PROBLEM STATEMENT
Pick out the lines containing "Moderately".

SOURCE RECORDS
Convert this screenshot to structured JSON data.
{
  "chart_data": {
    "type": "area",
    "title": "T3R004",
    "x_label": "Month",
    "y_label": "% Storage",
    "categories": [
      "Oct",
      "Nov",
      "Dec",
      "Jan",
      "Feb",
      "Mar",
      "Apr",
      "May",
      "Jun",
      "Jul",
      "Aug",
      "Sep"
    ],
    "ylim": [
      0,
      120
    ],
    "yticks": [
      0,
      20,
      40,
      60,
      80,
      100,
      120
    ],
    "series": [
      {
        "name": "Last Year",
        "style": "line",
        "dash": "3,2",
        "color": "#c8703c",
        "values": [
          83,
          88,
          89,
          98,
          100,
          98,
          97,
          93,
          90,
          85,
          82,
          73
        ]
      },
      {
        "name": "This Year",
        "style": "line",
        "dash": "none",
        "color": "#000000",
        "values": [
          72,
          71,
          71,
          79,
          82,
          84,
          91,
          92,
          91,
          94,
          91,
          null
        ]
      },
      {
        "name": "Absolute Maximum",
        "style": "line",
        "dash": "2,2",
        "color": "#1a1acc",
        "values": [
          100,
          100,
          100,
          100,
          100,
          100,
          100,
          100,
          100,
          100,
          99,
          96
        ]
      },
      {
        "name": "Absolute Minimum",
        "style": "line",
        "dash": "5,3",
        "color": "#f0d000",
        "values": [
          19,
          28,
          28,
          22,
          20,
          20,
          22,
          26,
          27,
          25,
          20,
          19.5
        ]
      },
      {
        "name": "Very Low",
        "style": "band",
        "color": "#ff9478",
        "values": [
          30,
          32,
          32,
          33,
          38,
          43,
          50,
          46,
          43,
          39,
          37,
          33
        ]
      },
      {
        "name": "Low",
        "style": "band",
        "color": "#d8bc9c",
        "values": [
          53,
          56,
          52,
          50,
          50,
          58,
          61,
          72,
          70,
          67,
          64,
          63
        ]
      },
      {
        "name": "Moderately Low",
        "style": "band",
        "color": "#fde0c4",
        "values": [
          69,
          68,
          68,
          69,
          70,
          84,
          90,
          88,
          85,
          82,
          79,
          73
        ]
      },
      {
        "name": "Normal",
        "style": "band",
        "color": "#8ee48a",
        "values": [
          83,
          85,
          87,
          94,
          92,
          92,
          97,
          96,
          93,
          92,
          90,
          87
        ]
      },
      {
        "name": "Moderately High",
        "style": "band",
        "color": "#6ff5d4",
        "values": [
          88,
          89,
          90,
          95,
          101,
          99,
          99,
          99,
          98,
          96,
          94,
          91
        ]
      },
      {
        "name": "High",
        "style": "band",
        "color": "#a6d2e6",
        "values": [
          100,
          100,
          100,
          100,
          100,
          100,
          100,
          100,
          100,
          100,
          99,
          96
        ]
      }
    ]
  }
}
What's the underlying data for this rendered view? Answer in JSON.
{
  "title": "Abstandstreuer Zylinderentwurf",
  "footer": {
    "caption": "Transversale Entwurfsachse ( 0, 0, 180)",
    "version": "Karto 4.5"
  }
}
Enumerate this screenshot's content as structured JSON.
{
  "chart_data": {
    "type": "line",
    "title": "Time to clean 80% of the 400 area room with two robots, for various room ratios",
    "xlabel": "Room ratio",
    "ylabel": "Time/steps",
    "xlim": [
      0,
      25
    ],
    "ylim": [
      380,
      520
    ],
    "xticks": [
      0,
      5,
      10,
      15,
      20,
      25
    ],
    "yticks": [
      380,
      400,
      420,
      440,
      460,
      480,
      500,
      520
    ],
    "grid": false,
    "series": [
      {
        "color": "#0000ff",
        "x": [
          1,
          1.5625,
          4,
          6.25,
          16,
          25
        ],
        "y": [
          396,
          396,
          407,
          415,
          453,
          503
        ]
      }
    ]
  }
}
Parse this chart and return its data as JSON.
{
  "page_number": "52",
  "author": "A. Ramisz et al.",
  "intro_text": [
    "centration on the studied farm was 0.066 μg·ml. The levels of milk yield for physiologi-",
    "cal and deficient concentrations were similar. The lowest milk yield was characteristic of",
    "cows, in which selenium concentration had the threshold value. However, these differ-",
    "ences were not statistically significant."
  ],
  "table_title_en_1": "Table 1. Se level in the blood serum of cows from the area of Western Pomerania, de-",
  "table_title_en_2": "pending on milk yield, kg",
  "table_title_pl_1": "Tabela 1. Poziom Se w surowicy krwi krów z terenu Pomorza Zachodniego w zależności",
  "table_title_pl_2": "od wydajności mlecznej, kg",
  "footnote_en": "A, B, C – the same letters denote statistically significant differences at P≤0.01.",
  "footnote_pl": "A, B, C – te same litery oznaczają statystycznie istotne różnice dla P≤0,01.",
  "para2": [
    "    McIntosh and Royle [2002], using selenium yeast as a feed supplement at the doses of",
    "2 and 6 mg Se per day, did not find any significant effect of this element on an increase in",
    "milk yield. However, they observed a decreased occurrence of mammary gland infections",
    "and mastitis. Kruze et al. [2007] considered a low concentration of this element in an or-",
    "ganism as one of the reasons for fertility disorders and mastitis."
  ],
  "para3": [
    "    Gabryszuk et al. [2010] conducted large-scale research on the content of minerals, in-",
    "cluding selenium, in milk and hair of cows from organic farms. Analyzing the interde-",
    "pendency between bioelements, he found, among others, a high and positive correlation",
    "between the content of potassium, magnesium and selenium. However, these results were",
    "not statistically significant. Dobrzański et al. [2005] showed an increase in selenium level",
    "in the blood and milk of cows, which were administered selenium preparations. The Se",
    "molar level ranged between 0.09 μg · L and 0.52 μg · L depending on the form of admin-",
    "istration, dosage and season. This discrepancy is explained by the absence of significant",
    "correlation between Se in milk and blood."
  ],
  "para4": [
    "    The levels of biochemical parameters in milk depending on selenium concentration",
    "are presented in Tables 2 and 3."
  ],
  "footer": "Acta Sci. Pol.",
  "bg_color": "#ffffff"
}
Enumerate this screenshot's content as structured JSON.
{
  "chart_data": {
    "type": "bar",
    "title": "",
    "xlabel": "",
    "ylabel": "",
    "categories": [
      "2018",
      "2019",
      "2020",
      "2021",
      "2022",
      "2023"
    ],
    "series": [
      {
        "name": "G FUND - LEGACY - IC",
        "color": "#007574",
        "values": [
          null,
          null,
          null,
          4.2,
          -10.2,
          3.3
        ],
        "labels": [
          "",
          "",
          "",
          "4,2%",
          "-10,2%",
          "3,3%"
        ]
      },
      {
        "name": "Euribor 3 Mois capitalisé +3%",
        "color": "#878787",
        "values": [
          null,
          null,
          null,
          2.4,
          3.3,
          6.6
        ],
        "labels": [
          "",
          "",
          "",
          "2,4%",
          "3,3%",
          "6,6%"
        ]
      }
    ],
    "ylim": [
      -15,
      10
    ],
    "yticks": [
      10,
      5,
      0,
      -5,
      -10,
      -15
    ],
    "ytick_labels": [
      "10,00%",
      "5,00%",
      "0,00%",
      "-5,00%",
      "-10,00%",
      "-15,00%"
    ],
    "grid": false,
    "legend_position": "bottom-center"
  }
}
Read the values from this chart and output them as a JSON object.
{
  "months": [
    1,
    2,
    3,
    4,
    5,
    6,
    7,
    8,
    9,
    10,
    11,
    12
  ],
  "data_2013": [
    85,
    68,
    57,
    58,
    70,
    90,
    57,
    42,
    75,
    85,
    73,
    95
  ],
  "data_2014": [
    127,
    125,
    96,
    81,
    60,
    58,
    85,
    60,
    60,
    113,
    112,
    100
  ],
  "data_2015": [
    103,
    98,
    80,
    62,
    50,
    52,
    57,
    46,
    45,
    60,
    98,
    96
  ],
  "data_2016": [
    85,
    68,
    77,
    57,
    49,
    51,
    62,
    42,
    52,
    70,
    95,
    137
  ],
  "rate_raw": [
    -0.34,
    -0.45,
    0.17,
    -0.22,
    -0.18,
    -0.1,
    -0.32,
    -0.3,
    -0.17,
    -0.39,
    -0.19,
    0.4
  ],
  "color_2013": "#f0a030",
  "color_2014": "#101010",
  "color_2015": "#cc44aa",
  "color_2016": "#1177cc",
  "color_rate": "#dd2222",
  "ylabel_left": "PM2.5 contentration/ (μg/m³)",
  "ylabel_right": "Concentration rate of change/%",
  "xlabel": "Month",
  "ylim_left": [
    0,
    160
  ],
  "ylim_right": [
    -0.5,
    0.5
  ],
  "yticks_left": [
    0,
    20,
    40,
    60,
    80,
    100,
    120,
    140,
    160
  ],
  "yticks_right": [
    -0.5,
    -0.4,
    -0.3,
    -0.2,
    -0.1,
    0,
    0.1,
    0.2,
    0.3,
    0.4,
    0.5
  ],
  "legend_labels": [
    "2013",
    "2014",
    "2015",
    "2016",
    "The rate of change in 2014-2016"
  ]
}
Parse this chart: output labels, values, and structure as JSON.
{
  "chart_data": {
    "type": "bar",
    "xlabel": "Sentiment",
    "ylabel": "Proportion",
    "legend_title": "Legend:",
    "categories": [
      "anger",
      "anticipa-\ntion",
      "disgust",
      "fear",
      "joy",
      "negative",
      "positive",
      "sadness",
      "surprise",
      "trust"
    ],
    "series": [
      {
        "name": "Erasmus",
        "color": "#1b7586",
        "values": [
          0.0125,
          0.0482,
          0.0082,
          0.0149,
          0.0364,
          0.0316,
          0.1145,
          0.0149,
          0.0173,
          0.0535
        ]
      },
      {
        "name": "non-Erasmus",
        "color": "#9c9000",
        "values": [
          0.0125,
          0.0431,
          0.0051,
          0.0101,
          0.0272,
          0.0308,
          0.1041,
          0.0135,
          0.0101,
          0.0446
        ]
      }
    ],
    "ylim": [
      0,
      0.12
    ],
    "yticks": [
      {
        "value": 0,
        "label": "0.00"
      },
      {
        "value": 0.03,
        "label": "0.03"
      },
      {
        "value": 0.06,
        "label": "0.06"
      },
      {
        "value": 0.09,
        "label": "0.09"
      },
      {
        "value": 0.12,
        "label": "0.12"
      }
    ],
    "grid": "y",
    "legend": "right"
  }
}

TASK OUTPUT
        "name": "Moderately Low",
        "name": "Moderately High",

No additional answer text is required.